## Begin Extracted records
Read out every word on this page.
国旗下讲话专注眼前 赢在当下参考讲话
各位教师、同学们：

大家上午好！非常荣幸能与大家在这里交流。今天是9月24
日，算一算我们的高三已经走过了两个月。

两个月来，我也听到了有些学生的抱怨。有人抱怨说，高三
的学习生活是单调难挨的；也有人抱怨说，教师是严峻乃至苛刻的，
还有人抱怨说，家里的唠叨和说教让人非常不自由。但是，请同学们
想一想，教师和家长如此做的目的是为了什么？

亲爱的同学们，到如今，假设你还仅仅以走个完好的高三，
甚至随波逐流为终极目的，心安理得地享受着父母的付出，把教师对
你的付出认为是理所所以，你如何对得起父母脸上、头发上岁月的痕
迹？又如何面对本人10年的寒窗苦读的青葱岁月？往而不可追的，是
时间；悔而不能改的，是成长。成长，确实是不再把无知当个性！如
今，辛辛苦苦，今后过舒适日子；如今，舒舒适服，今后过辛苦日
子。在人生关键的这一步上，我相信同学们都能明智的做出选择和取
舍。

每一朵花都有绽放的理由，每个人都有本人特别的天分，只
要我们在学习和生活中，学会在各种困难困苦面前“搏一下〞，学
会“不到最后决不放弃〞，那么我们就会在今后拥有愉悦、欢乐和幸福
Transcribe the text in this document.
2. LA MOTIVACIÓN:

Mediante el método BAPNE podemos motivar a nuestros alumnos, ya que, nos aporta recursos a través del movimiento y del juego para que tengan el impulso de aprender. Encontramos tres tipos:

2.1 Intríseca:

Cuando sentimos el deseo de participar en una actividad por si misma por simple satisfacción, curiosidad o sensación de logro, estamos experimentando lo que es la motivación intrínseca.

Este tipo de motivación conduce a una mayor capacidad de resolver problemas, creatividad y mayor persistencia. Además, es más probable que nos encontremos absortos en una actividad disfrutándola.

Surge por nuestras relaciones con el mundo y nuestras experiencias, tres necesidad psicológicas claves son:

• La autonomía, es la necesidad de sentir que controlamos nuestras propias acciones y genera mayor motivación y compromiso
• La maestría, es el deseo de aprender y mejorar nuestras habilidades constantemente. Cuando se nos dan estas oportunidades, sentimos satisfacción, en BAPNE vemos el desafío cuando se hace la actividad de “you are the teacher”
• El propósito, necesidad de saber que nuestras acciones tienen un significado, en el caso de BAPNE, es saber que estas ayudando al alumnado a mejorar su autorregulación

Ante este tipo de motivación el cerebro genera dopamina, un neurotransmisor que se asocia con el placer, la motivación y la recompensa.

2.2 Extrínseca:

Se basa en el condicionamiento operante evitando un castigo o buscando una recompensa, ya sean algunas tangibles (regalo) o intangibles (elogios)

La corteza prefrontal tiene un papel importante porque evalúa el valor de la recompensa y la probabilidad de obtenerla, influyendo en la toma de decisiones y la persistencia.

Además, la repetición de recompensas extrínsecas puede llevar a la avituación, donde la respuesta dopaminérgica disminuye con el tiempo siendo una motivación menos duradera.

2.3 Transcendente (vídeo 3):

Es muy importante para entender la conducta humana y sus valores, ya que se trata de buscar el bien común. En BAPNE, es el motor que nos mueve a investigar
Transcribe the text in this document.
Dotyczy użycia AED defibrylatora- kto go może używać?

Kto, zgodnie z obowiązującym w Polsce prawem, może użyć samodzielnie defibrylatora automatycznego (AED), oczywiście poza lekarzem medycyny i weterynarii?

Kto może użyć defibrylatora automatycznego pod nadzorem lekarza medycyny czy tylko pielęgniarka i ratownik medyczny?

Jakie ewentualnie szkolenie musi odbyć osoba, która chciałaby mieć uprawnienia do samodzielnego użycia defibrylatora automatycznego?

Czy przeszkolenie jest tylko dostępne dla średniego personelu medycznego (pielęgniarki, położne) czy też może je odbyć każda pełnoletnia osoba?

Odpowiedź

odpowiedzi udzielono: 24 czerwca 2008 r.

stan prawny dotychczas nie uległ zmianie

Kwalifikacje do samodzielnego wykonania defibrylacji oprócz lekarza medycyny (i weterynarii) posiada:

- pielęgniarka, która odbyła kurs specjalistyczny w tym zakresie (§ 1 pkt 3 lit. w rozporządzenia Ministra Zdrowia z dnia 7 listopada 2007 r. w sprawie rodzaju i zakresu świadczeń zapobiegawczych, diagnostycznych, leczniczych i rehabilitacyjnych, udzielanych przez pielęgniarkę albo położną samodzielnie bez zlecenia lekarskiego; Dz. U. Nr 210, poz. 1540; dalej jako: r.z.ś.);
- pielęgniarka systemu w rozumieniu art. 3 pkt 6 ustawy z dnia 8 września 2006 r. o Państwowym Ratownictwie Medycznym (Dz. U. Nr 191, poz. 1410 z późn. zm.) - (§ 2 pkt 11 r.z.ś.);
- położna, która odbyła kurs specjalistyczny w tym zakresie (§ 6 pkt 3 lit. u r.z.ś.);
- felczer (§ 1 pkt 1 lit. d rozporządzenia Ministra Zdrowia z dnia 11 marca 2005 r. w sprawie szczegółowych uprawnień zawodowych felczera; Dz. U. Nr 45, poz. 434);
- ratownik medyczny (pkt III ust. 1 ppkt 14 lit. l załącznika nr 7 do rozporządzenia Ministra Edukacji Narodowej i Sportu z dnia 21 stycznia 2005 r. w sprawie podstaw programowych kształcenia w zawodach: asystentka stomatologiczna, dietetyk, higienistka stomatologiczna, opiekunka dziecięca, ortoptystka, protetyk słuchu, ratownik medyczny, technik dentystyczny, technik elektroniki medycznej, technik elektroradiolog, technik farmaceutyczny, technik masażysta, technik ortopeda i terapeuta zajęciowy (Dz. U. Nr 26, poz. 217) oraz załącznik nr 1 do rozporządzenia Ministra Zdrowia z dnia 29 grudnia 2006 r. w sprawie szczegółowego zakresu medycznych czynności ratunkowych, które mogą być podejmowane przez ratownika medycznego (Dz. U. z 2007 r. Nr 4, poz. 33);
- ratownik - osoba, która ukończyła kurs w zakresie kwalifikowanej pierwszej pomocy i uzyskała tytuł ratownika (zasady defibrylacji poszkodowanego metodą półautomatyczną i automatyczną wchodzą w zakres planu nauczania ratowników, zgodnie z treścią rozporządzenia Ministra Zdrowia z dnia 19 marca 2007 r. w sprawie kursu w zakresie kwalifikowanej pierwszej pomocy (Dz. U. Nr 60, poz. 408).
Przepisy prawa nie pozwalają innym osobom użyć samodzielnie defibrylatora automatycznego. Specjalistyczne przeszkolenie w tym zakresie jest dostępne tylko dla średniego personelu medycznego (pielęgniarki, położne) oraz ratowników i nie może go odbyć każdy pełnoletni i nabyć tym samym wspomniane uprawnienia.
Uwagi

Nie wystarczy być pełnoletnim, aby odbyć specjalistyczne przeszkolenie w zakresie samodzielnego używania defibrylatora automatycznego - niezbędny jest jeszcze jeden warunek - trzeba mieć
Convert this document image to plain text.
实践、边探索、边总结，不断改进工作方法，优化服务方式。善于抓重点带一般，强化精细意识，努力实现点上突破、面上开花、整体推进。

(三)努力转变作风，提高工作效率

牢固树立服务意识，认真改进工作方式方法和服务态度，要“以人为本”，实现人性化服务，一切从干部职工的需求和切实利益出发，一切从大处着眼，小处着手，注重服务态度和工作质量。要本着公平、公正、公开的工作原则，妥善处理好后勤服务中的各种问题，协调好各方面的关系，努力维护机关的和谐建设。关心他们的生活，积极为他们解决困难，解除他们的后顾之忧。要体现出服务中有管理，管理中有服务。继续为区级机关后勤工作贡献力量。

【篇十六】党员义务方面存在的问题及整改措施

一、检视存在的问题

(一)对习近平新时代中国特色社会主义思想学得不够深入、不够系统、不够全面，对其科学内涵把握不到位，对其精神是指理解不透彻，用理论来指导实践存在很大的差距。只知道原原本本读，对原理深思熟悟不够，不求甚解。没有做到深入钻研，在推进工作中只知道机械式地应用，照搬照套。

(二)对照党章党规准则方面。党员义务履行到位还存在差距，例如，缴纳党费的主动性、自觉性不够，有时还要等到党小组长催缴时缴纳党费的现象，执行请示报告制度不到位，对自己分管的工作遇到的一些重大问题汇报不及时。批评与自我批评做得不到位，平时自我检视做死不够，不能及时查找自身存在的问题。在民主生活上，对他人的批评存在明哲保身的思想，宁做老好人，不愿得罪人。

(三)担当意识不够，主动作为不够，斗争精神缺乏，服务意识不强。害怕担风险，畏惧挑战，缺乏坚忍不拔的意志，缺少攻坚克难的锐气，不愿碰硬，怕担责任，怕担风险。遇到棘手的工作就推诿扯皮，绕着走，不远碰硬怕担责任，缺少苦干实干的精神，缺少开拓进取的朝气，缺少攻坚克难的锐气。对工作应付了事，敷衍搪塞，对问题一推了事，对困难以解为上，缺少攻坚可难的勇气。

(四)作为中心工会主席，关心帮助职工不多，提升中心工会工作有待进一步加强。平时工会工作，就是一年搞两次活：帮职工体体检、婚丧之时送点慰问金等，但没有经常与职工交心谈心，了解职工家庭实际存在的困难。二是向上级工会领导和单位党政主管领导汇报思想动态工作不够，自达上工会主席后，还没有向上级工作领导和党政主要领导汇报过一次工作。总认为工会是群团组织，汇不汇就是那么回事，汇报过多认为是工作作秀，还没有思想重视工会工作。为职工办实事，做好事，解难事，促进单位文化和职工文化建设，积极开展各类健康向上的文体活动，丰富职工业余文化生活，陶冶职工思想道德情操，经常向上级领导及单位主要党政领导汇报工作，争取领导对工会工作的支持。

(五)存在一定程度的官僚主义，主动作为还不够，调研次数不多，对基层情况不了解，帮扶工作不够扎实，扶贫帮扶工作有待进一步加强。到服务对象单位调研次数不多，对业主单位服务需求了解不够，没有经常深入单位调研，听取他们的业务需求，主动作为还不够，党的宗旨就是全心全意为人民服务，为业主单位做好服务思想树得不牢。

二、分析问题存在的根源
## End Extracted records
▸ **Written task**:
State the count of lines in the data holding the word "deseo", adding nothing to it.

▸ **Answer to the task**:
2